文档段落 -
%%

MDM2介导RXRβ泛素化降解在动脉粥样硬化血管内皮线粒体稳态失衡中的作用及机制研究

RXRβ has been found as a potential new target for treatment of arteriosclerosis (AS) using proteomics based on iTRAQ mass spectrometry in our preliminary study. Furthermore, PGC-1α, a key regulator of mitochondrial homeostasis, was the target of RXRβ. The function of RXRβ was closely related to the mitochondrial homeostasis of vascular endothelial cells in AS environment, and such relationship was only dependent on protein expression of RXRβ. Next, we found that the stability of RXRβ protein was regulated by ubiquitin proteasome system. And MDM2, which has ubiquitin E3 ligase activity, could combine with RXRβ and promote ubiquitination degradation of RXRβ. Thus, this research will use pharmacological methods, molecular biology and gene technology to verify the following scientific hypothesis from the perspective of the interaction of protein and protein specific amino acid fragments: under the stimulation of atherogenic risk factors, MDM2 combines with RXRβ in the vascular endothelial cells and promotes RXRβ degradation by its E3 ubiquitination activity, which decreases the function of PGC-1α, leads to the imbalance of mitochondrial homeostasis and promotes the process of atherosclerosis. Targeted inhibition of MDM2 or interference with MDM2- RXRβ binding may have the effect to maintain mitochondrial homeostasis in vascular endothelial cells, which is a potential strategy for prevention and treatment of atherosclerosis.

%%

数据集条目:
%%

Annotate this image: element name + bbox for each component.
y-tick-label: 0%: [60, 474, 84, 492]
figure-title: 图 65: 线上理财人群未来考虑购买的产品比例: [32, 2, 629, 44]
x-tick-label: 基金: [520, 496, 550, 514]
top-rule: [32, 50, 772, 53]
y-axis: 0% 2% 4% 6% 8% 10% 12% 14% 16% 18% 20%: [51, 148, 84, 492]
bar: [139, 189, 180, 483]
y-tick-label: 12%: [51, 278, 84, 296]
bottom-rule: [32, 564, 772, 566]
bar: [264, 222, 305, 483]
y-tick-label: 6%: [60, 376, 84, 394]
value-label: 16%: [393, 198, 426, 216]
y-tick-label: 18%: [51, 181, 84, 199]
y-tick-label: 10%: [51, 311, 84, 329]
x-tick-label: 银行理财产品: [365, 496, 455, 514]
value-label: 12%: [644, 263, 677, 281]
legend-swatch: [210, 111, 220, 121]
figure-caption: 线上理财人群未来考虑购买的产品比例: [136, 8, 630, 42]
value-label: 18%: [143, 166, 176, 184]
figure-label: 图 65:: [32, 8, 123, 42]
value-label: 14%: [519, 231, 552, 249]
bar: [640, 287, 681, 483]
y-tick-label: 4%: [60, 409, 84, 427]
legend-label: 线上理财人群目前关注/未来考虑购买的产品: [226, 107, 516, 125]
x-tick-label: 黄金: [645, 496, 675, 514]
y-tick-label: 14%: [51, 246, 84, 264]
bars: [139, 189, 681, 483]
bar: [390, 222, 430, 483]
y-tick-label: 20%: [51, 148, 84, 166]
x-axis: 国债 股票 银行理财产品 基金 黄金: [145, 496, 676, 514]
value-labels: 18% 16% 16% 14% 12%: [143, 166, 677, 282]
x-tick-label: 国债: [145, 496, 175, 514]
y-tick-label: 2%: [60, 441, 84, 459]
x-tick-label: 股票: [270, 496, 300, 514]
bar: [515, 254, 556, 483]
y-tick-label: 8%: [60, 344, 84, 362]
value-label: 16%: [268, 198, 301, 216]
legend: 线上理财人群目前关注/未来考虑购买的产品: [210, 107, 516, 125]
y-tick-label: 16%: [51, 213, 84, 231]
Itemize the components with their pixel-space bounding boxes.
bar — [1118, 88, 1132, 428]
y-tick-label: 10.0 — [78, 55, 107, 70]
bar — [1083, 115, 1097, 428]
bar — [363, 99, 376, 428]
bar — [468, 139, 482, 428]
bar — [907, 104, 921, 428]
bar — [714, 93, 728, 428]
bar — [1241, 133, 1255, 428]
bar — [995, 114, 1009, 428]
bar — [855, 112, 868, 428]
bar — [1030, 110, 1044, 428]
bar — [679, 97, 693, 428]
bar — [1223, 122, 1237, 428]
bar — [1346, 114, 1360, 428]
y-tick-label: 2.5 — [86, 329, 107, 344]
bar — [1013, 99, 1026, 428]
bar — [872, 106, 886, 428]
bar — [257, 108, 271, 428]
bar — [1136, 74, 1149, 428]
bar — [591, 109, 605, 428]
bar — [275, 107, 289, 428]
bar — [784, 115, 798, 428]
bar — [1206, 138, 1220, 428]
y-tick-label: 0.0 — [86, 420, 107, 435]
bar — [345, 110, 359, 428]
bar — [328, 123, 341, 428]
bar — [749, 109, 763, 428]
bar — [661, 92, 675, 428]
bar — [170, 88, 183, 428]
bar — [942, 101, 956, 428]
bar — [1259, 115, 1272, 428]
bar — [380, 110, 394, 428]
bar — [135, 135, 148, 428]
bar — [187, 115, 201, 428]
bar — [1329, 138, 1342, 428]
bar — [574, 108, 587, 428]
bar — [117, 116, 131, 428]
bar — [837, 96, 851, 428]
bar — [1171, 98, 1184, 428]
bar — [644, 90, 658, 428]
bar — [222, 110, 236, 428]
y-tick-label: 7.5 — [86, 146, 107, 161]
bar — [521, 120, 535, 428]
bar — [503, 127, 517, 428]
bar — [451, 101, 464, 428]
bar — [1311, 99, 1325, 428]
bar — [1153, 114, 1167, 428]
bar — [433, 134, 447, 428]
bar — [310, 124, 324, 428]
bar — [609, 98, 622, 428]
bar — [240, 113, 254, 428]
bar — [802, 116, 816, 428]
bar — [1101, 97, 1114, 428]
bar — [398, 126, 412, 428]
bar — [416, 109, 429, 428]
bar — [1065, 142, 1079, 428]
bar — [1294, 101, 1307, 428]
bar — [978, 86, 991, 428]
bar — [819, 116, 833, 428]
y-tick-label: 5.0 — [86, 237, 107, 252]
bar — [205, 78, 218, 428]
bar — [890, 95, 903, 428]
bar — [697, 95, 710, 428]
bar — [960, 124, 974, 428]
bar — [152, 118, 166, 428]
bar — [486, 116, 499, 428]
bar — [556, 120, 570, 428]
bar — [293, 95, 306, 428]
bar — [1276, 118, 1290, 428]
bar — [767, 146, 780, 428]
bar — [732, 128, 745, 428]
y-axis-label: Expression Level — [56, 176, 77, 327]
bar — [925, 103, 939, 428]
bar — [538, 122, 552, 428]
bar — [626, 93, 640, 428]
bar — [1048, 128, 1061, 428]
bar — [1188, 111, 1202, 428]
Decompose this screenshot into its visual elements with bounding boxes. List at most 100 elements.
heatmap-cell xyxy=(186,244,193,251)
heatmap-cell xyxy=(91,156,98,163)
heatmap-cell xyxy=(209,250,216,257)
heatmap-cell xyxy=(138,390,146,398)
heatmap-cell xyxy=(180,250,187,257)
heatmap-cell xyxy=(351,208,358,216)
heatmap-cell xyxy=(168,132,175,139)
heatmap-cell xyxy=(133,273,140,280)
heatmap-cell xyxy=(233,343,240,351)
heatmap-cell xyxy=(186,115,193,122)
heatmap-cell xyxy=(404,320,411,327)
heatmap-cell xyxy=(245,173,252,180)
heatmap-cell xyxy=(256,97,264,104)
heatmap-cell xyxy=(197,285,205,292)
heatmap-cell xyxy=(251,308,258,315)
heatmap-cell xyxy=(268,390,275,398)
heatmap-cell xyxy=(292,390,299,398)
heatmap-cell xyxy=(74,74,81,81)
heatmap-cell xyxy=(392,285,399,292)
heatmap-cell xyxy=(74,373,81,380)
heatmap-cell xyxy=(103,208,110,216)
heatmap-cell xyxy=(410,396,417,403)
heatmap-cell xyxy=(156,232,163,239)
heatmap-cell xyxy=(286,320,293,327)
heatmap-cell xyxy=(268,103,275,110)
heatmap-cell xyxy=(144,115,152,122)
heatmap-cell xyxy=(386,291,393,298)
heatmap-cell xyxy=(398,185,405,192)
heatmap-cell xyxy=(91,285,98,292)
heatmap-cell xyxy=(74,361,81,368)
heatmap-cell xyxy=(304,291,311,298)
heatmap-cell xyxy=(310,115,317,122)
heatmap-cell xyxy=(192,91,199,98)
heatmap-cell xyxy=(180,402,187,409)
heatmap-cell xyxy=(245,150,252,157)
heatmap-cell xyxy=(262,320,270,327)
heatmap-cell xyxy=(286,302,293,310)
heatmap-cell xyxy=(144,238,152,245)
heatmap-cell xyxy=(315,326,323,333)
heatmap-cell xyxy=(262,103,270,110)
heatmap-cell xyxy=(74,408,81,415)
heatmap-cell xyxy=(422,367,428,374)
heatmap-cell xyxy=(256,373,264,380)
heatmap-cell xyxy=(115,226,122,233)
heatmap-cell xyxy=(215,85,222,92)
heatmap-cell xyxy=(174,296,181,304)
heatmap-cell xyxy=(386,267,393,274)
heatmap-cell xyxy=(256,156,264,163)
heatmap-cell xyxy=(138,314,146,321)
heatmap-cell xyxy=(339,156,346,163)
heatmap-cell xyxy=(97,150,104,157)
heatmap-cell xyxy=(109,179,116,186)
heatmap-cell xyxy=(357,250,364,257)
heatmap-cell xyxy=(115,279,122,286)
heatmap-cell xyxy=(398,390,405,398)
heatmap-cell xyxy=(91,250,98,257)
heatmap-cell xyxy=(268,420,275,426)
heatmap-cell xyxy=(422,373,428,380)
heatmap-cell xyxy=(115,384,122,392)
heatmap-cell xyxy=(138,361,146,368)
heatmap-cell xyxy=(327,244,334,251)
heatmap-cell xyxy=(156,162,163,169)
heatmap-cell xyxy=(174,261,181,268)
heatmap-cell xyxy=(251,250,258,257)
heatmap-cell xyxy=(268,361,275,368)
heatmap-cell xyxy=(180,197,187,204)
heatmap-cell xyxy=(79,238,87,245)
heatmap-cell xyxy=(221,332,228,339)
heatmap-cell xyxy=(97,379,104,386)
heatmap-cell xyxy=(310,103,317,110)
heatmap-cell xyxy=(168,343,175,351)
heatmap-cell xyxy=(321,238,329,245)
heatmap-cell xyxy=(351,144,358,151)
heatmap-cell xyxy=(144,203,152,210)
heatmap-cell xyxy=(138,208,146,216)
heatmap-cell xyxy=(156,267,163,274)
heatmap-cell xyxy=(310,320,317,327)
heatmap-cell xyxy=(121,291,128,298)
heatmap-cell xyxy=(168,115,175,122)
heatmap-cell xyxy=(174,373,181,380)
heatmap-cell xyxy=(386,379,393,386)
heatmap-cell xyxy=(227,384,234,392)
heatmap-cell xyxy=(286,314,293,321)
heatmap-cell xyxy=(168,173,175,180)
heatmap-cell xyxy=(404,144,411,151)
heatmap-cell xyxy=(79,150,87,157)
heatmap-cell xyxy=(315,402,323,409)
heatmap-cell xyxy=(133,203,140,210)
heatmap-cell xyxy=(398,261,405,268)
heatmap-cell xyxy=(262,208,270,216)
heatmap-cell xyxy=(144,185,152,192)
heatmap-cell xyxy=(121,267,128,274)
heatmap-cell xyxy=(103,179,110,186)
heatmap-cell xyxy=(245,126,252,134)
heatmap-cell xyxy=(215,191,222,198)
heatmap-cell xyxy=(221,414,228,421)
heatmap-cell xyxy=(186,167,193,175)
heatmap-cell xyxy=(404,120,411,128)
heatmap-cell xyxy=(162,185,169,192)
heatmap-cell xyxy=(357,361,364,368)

%%

待完成任务 -
A - 根据这篇关于RXRβ的研究摘要，回答下列问题：
(i) 初步研究借助什么方法发现RXRβ可能是动脉粥样硬化治疗的新靶点？
(ii) 摘要中作为RXRβ靶标的线粒体稳态关键调控因子是什么？
(iii) 哪种具有泛素E3连接酶活性的蛋白能与RXRβ结合并促进其泛素化降解？
B - 从这篇关于RXRβ的研究摘要的末句之后续写。
完成各项任务无需参考记录。

各题答案 -
A -
(i) 基于iTRAQ质谱的蛋白质组学。
(ii) PGC-1α。
(iii) MDM2。

B -
我们前期利用基于iTRAQ质谱技术的蛋白质组学等方法发现动脉粥样硬化(AS)防治的潜在新靶点：RXRβ。进一步发现，线粒体稳态的关键调节因子PGC-1α是RXRβ作用靶点，RXRβ功能与AS环境下的血管内皮细胞线粒体稳态密切相关，但这相关性只与RXRβ蛋白表达有关，且发现RXRβ的蛋白稳定性受到泛素-蛋白酶体系统调控。初步研究表明具有泛素E3连接酶活性的MDM2能够与RXRβ结合促进RXRβ泛素化降解。因此，本课题拟利用药理学方法、分子生物和基因技术，从蛋白与蛋白特定氨基酸片段相互作用等角度验证以下科学假说：在致AS危险因子作用下，血管内皮细胞MDM2与RXRβ结合，利用其E3泛素连接酶活性促使RXRβ降解，进而导致PGC-1α信号功能减弱和细胞线粒体稳态失衡的发生，促进AS进程。靶向抑制MDM2或干扰MDM2-RXRβ结合具有潜在维持血管内皮细胞线粒体稳态作用，是调控AS发生的潜在策略。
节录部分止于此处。